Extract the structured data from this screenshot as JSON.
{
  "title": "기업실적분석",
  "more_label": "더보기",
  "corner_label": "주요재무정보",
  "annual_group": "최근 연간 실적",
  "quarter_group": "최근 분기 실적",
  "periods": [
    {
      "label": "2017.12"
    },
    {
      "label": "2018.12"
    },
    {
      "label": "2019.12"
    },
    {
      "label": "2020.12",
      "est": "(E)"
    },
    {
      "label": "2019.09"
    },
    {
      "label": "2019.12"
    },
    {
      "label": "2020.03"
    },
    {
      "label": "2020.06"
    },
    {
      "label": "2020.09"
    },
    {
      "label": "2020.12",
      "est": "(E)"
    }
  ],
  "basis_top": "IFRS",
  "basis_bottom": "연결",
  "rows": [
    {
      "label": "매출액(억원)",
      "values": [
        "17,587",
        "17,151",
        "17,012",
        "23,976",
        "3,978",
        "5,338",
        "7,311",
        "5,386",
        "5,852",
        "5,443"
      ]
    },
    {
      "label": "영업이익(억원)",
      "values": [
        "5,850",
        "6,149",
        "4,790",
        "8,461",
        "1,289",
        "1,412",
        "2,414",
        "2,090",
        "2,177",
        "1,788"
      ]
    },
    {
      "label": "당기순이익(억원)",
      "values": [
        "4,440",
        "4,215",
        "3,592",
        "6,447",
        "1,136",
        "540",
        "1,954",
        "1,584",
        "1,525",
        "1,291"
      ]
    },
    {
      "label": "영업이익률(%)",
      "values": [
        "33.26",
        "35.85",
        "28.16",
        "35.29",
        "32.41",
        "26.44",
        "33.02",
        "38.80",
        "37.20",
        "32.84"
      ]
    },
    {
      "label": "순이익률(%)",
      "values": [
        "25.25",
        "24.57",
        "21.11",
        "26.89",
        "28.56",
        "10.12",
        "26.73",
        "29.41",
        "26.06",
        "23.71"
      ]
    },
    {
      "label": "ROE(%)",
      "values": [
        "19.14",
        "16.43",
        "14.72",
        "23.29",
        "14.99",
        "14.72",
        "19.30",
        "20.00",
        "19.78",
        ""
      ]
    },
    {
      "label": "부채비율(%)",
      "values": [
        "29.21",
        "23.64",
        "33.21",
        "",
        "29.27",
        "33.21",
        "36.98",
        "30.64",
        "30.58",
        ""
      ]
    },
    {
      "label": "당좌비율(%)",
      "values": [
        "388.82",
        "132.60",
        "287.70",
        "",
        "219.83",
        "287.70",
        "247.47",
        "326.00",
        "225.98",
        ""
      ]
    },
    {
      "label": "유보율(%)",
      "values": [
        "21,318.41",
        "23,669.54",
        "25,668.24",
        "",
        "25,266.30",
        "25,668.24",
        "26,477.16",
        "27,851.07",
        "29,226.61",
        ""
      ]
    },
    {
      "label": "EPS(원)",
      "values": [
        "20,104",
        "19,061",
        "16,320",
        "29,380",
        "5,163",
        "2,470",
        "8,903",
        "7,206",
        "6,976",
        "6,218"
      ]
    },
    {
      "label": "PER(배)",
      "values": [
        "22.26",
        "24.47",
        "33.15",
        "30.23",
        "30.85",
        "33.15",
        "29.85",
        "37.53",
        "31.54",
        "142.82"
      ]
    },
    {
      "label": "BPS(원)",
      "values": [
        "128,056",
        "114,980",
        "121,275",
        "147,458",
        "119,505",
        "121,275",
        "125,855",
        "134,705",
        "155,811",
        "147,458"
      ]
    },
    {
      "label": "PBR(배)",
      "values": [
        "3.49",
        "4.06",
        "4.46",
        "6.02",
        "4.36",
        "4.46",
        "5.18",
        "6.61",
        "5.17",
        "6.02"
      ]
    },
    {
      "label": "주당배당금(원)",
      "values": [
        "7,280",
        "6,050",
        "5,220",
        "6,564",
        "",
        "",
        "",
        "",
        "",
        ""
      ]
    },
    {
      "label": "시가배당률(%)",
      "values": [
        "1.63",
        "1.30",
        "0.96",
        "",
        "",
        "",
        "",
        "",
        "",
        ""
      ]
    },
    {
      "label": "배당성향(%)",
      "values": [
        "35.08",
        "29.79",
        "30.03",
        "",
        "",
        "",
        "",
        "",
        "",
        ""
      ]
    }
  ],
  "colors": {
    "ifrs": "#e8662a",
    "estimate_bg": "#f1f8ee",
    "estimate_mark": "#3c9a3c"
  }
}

§ **Stated task**
Return every line exactly.

§ **Output of the task**
Extract the structured data from this screenshot as JSON.
{
  "title": "기업실적분석",
  "more_label": "더보기",
  "corner_label": "주요재무정보",
  "annual_group": "최근 연간 실적",
  "quarter_group": "최근 분기 실적",
  "periods": [
    {
      "label": "2017.12"
    },
    {
      "label": "2018.12"
    },
    {
      "label": "2019.12"
    },
    {
      "label": "2020.12",
      "est": "(E)"
    },
    {
      "label": "2019.09"
    },
    {
      "label": "2019.12"
    },
    {
      "label": "2020.03"
    },
    {
      "label": "2020.06"
    },
    {
      "label": "2020.09"
    },
    {
      "label": "2020.12",
      "est": "(E)"
    }
  ],
  "basis_top": "IFRS",
  "basis_bottom": "연결",
  "rows": [
    {
      "label": "매출액(억원)",
      "values": [
        "17,587",
        "17,151",
        "17,012",
        "23,976",
        "3,978",
        "5,338",
        "7,311",
        "5,386",
        "5,852",
        "5,443"
      ]
    },
    {
      "label": "영업이익(억원)",
      "values": [
        "5,850",
        "6,149",
        "4,790",
        "8,461",
        "1,289",
        "1,412",
        "2,414",
        "2,090",
        "2,177",
        "1,788"
      ]
    },
    {
      "label": "당기순이익(억원)",
      "values": [
        "4,440",
        "4,215",
        "3,592",
        "6,447",
        "1,136",
        "540",
        "1,954",
        "1,584",
        "1,525",
        "1,291"
      ]
    },
    {
      "label": "영업이익률(%)",
      "values": [
        "33.26",
        "35.85",
        "28.16",
        "35.29",
        "32.41",
        "26.44",
        "33.02",
        "38.80",
        "37.20",
        "32.84"
      ]
    },
    {
      "label": "순이익률(%)",
      "values": [
        "25.25",
        "24.57",
        "21.11",
        "26.89",
        "28.56",
        "10.12",
        "26.73",
        "29.41",
        "26.06",
        "23.71"
      ]
    },
    {
      "label": "ROE(%)",
      "values": [
        "19.14",
        "16.43",
        "14.72",
        "23.29",
        "14.99",
        "14.72",
        "19.30",
        "20.00",
        "19.78",
        ""
      ]
    },
    {
      "label": "부채비율(%)",
      "values": [
        "29.21",
        "23.64",
        "33.21",
        "",
        "29.27",
        "33.21",
        "36.98",
        "30.64",
        "30.58",
        ""
      ]
    },
    {
      "label": "당좌비율(%)",
      "values": [
        "388.82",
        "132.60",
        "287.70",
        "",
        "219.83",
        "287.70",
        "247.47",
        "326.00",
        "225.98",
        ""
      ]
    },
    {
      "label": "유보율(%)",
      "values": [
        "21,318.41",
        "23,669.54",
        "25,668.24",
        "",
        "25,266.30",
        "25,668.24",
        "26,477.16",
        "27,851.07",
        "29,226.61",
        ""
      ]
    },
    {
      "label": "EPS(원)",
      "values": [
        "20,104",
        "19,061",
        "16,320",
        "29,380",
        "5,163",
        "2,470",
        "8,903",
        "7,206",
        "6,976",
        "6,218"
      ]
    },
    {
      "label": "PER(배)",
      "values": [
        "22.26",
        "24.47",
        "33.15",
        "30.23",
        "30.85",
        "33.15",
        "29.85",
        "37.53",
        "31.54",
        "142.82"
      ]
    },
    {
      "label": "BPS(원)",
      "values": [
        "128,056",
        "114,980",
        "121,275",
        "147,458",
        "119,505",
        "121,275",
        "125,855",
        "134,705",
        "155,811",
        "147,458"
      ]
    },
    {
      "label": "PBR(배)",
      "values": [
        "3.49",
        "4.06",
        "4.46",
        "6.02",
        "4.36",
        "4.46",
        "5.18",
        "6.61",
        "5.17",
        "6.02"
      ]
    },
    {
      "label": "주당배당금(원)",
      "values": [
        "7,280",
        "6,050",
        "5,220",
        "6,564",
        "",
        "",
        "",
        "",
        "",
        ""
      ]
    },
    {
      "label": "시가배당률(%)",
      "values": [
        "1.63",
        "1.30",
        "0.96",
        "",
        "",
        "",
        "",
        "",
        "",
        ""
      ]
    },
    {
      "label": "배당성향(%)",
      "values": [
        "35.08",
        "29.79",
        "30.03",
        "",
        "",
        "",
        "",
        "",
        "",
        ""
      ]
    }
  ],
  "colors": {
    "ifrs": "#e8662a",
    "estimate_bg": "#f1f8ee",
    "estimate_mark": "#3c9a3c"
  }
}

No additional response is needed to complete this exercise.